*TASK ITEM:*
Write the listing out again word for word, leaving each picture behind.
============================================================
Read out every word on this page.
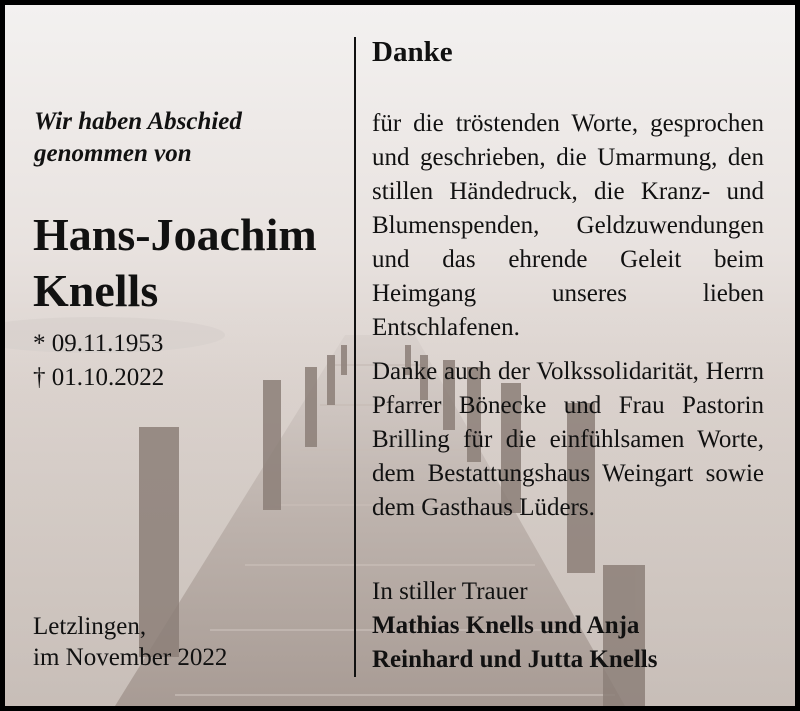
Wir haben Abschied
genommen von
Hans-Joachim
Knells
* 09.11.1953
† 01.10.2022
Letzlingen,
im November 2022
Danke

für die tröstenden Worte, gesprochen und geschrieben, die Umarmung, den stillen Händedruck, die Kranz- und Blumenspenden, Geldzuwendungen und das ehrende Geleit beim Heimgang unseres lieben Entschlafenen.

Danke auch der Volkssolidarität, Herrn Pfarrer Bönecke und Frau Pastorin Brilling für die einfühlsamen Worte, dem Bestattungshaus Weingart sowie dem Gasthaus Lüders.

In stiller Trauer
Mathias Knells und Anja
Reinhard und Jutta Knells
============================================================
*TASK SOLUTION:*
Read out every word on this page.
Wir haben Abschied
genommen von
Hans-Joachim
Knells
* 09.11.1953
† 01.10.2022
Letzlingen,
im November 2022
Danke

für die tröstenden Worte, gesprochen und geschrieben, die Umarmung, den stillen Händedruck, die Kranz- und Blumenspenden, Geldzuwendungen und das ehrende Geleit beim Heimgang unseres lieben Entschlafenen.

Danke auch der Volkssolidarität, Herrn Pfarrer Bönecke und Frau Pastorin Brilling für die einfühlsamen Worte, dem Bestattungshaus Weingart sowie dem Gasthaus Lüders.

In stiller Trauer
Mathias Knells und Anja
Reinhard und Jutta Knells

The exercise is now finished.